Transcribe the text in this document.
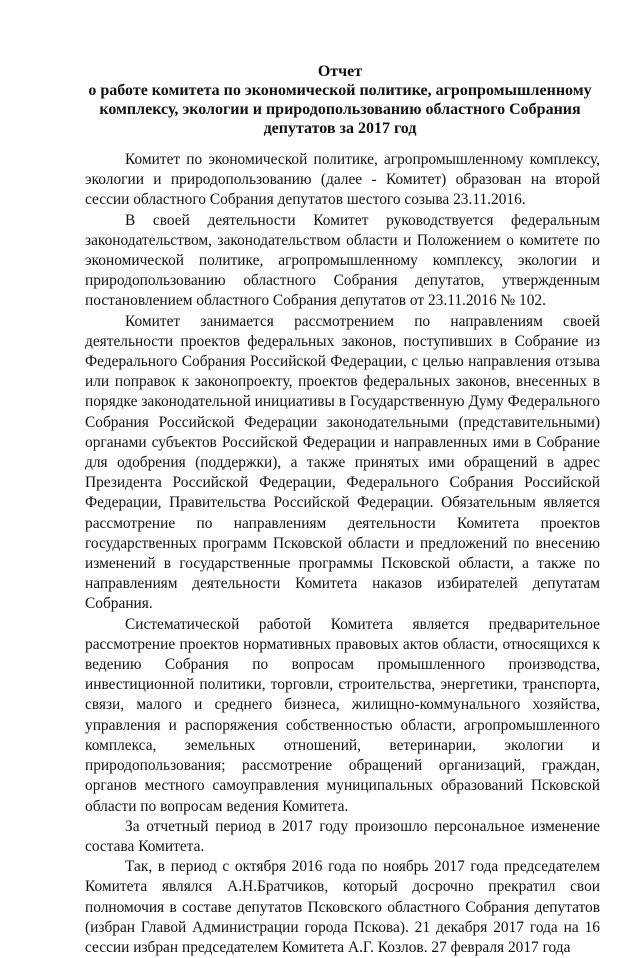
Отчет
о работе комитета по экономической политике, агропромышленному
комплексу, экологии и природопользованию областного Собрания
депутатов за 2017 год

Комитет по экономической политике, агропромышленному комплексу, экологии и природопользованию (далее - Комитет) образован на второй сессии областного Собрания депутатов шестого созыва 23.11.2016.

В своей деятельности Комитет руководствуется федеральным законодательством, законодательством области и Положением о комитете по экономической политике, агропромышленному комплексу, экологии и природопользованию областного Собрания депутатов, утвержденным постановлением областного Собрания депутатов от 23.11.2016 № 102.

Комитет занимается рассмотрением по направлениям своей деятельности проектов федеральных законов, поступивших в Собрание из Федерального Собрания Российской Федерации, с целью направления отзыва или поправок к законопроекту, проектов федеральных законов, внесенных в порядке законодательной инициативы в Государственную Думу Федерального Собрания Российской Федерации законодательными (представительными) органами субъектов Российской Федерации и направленных ими в Собрание для одобрения (поддержки), а также принятых ими обращений в адрес Президента Российской Федерации, Федерального Собрания Российской Федерации, Правительства Российской Федерации. Обязательным является рассмотрение по направлениям деятельности Комитета проектов государственных программ Псковской области и предложений по внесению изменений в государственные программы Псковской области, а также по направлениям деятельности Комитета наказов избирателей депутатам Собрания.

Систематической работой Комитета является предварительное рассмотрение проектов нормативных правовых актов области, относящихся к ведению Собрания по вопросам промышленного производства, инвестиционной политики, торговли, строительства, энергетики, транспорта, связи, малого и среднего бизнеса, жилищно-коммунального хозяйства, управления и распоряжения собственностью области, агропромышленного комплекса, земельных отношений, ветеринарии, экологии и природопользования; рассмотрение обращений организаций, граждан, органов местного самоуправления муниципальных образований Псковской области по вопросам ведения Комитета.

За отчетный период в 2017 году произошло персональное изменение состава Комитета.

Так, в период с октября 2016 года по ноябрь 2017 года председателем Комитета являлся А.Н.Братчиков, который досрочно прекратил свои полномочия в составе депутатов Псковского областного Собрания депутатов (избран Главой Администрации города Пскова). 21 декабря 2017 года на 16 сессии избран председателем Комитета А.Г. Козлов. 27 февраля 2017 года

#####

TASK BRIEF.
Omit the images and transcribe all of the records above word for word.

SOLUTION TO THE EXERCISE.
Transcribe the text in this document.
Отчет
о работе комитета по экономической политике, агропромышленному
комплексу, экологии и природопользованию областного Собрания
депутатов за 2017 год

Комитет по экономической политике, агропромышленному комплексу, экологии и природопользованию (далее - Комитет) образован на второй сессии областного Собрания депутатов шестого созыва 23.11.2016.

В своей деятельности Комитет руководствуется федеральным законодательством, законодательством области и Положением о комитете по экономической политике, агропромышленному комплексу, экологии и природопользованию областного Собрания депутатов, утвержденным постановлением областного Собрания депутатов от 23.11.2016 № 102.

Комитет занимается рассмотрением по направлениям своей деятельности проектов федеральных законов, поступивших в Собрание из Федерального Собрания Российской Федерации, с целью направления отзыва или поправок к законопроекту, проектов федеральных законов, внесенных в порядке законодательной инициативы в Государственную Думу Федерального Собрания Российской Федерации законодательными (представительными) органами субъектов Российской Федерации и направленных ими в Собрание для одобрения (поддержки), а также принятых ими обращений в адрес Президента Российской Федерации, Федерального Собрания Российской Федерации, Правительства Российской Федерации. Обязательным является рассмотрение по направлениям деятельности Комитета проектов государственных программ Псковской области и предложений по внесению изменений в государственные программы Псковской области, а также по направлениям деятельности Комитета наказов избирателей депутатам Собрания.

Систематической работой Комитета является предварительное рассмотрение проектов нормативных правовых актов области, относящихся к ведению Собрания по вопросам промышленного производства, инвестиционной политики, торговли, строительства, энергетики, транспорта, связи, малого и среднего бизнеса, жилищно-коммунального хозяйства, управления и распоряжения собственностью области, агропромышленного комплекса, земельных отношений, ветеринарии, экологии и природопользования; рассмотрение обращений организаций, граждан, органов местного самоуправления муниципальных образований Псковской области по вопросам ведения Комитета.

За отчетный период в 2017 году произошло персональное изменение состава Комитета.

Так, в период с октября 2016 года по ноябрь 2017 года председателем Комитета являлся А.Н.Братчиков, который досрочно прекратил свои полномочия в составе депутатов Псковского областного Собрания депутатов (избран Главой Администрации города Пскова). 21 декабря 2017 года на 16 сессии избран председателем Комитета А.Г. Козлов. 27 февраля 2017 года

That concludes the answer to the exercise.